*WHAT IS ASKED*:
Pull each line containing "Circumference" out of the data and copy it.

-- start PROVIDED RECORDS --

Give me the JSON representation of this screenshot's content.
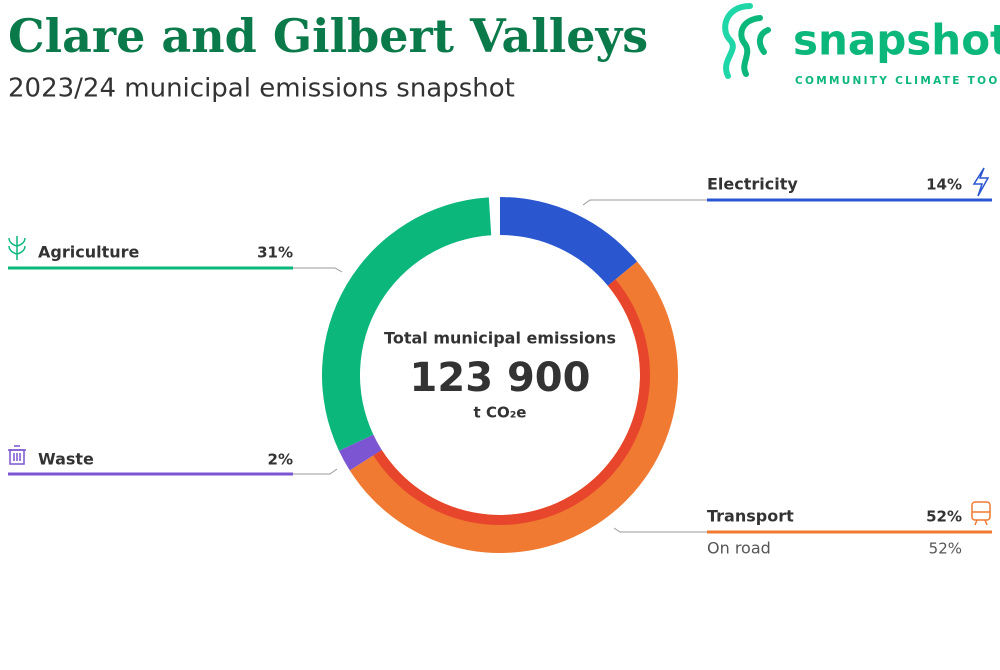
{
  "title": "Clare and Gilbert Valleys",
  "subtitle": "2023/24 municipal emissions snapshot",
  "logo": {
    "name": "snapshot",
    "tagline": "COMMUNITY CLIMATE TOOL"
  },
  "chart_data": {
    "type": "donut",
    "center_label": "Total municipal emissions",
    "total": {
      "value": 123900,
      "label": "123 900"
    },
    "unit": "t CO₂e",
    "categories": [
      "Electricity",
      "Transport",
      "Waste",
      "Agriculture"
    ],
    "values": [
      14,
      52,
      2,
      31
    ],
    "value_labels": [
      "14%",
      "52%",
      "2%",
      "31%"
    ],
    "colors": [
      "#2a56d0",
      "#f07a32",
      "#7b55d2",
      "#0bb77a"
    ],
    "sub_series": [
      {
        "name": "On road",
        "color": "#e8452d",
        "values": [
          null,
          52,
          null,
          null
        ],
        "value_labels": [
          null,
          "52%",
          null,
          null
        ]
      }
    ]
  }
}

-- end PROVIDED RECORDS --
-- start PROVIDED RECORDS --

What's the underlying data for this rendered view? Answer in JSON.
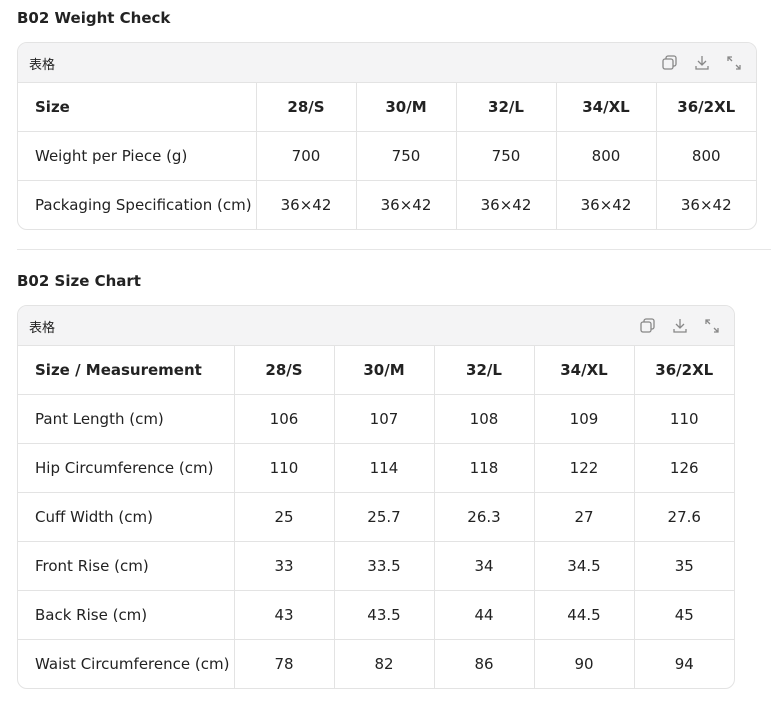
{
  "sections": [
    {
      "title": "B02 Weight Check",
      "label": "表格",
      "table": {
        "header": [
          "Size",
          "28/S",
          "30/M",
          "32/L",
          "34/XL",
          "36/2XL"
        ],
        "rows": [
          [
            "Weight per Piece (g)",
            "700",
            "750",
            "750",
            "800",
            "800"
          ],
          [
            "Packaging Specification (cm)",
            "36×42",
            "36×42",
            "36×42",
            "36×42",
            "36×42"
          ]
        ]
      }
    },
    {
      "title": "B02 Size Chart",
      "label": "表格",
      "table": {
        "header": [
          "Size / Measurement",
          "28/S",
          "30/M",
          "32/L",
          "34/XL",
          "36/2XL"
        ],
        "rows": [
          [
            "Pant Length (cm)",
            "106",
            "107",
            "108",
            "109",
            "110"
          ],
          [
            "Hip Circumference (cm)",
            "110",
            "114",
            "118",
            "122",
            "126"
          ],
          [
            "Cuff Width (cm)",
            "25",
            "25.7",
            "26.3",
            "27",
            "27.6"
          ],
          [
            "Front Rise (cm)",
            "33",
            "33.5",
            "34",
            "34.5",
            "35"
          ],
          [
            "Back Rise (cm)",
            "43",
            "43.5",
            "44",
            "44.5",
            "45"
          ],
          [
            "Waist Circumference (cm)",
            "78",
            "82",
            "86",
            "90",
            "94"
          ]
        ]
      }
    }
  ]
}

-- end PROVIDED RECORDS --

*THE COMPLETED TASK*:
            "Hip Circumference (cm)",
            "Waist Circumference (cm)",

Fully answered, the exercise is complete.